▶ WHAT THIS TASK INVOLVES: Collect from the data below each line with "different".

▶ DATA IN THIS EXERCISE:

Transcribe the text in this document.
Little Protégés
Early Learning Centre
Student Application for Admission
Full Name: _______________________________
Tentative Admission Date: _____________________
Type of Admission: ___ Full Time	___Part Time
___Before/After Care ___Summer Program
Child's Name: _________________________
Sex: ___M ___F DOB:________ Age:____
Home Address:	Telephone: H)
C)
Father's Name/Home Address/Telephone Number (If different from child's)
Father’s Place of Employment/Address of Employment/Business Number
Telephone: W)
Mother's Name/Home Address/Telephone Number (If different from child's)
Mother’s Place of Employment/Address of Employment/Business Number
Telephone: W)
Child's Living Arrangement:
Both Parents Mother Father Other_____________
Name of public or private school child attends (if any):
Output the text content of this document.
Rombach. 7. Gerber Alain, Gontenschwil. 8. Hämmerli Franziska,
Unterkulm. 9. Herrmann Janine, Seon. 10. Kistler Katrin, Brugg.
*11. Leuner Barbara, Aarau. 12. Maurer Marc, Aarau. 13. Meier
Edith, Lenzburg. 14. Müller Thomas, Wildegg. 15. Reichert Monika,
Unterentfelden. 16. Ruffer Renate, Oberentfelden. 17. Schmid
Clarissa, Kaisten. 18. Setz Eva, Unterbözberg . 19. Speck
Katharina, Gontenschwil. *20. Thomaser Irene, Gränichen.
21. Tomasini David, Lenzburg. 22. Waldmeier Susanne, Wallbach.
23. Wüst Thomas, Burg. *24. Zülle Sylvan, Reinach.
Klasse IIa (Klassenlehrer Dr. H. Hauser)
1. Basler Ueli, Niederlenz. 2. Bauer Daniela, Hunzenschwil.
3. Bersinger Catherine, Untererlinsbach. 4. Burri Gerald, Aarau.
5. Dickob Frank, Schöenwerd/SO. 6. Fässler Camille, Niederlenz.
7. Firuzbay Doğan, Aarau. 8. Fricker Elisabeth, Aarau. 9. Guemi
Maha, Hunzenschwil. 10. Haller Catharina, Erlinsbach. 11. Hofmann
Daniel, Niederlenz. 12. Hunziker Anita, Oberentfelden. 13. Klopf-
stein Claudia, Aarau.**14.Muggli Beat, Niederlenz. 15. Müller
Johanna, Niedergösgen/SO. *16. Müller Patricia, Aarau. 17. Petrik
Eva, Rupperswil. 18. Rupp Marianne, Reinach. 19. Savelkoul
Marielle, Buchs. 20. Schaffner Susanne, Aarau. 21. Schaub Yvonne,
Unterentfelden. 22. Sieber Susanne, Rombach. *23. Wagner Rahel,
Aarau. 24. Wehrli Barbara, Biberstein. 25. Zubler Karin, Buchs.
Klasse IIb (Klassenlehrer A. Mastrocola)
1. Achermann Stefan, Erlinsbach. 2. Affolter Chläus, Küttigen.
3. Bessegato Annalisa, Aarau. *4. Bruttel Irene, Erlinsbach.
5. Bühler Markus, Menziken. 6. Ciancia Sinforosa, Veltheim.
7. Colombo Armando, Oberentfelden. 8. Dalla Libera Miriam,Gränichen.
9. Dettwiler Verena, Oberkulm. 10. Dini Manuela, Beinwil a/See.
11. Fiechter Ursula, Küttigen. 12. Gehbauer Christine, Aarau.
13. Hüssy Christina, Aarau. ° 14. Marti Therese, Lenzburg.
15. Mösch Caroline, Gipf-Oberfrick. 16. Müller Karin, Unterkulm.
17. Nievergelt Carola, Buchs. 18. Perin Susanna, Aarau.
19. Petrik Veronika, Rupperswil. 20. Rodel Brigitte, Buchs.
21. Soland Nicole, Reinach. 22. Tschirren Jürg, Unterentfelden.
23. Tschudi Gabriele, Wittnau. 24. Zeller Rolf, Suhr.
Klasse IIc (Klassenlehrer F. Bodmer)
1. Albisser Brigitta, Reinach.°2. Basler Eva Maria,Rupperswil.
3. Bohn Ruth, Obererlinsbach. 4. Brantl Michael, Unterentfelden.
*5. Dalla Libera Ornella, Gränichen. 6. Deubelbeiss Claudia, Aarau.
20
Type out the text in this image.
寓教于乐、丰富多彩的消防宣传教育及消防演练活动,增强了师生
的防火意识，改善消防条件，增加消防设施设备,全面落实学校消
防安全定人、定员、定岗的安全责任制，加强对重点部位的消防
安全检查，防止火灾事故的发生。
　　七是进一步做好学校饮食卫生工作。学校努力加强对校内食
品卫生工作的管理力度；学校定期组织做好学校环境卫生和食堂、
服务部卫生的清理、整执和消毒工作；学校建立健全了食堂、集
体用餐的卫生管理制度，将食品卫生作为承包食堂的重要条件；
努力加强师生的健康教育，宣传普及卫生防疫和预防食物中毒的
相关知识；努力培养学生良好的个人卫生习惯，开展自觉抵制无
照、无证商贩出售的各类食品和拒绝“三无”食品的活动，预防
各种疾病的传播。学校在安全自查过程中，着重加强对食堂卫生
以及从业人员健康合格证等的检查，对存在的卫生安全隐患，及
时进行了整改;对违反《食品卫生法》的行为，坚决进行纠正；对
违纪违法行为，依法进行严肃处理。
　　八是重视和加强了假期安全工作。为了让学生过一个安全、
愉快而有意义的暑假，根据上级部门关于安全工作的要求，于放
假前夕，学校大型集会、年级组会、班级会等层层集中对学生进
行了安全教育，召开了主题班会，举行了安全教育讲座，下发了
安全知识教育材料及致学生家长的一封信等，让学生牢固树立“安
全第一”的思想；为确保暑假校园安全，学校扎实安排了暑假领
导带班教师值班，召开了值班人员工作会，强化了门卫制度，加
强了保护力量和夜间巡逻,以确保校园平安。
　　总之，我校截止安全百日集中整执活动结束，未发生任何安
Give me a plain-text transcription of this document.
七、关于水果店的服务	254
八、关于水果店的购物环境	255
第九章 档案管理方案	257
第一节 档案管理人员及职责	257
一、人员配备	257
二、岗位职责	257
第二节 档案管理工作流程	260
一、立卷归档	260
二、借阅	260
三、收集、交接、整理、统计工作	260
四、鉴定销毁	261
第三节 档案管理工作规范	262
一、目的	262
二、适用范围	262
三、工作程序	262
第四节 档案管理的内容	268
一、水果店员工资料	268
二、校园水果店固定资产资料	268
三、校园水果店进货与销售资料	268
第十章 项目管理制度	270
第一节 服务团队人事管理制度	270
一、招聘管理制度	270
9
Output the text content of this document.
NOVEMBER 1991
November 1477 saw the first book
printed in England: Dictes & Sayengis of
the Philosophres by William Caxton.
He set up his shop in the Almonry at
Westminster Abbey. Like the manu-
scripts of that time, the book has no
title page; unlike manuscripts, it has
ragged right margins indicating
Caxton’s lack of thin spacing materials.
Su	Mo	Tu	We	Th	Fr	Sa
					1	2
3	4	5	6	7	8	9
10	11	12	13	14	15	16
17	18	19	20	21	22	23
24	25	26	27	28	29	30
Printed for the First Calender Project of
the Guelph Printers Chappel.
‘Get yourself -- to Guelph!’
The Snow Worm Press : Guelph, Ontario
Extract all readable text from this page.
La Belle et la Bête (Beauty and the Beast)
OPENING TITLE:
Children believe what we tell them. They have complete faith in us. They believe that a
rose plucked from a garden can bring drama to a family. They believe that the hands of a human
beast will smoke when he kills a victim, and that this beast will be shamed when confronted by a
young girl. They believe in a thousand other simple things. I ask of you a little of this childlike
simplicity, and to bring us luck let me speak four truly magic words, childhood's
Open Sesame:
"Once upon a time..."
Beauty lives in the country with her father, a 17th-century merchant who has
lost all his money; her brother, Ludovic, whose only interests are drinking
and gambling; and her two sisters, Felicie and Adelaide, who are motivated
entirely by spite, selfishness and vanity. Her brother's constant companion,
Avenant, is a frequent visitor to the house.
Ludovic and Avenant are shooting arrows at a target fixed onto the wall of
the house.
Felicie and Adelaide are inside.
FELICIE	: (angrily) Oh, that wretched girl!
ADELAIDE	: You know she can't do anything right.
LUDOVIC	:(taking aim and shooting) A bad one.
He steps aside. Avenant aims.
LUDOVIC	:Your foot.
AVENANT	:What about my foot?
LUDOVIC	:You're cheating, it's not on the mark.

▶ TASK ANSWER:
Father's Name/Home Address/Telephone Number (If different from child's)
Mother's Name/Home Address/Telephone Number (If different from child's)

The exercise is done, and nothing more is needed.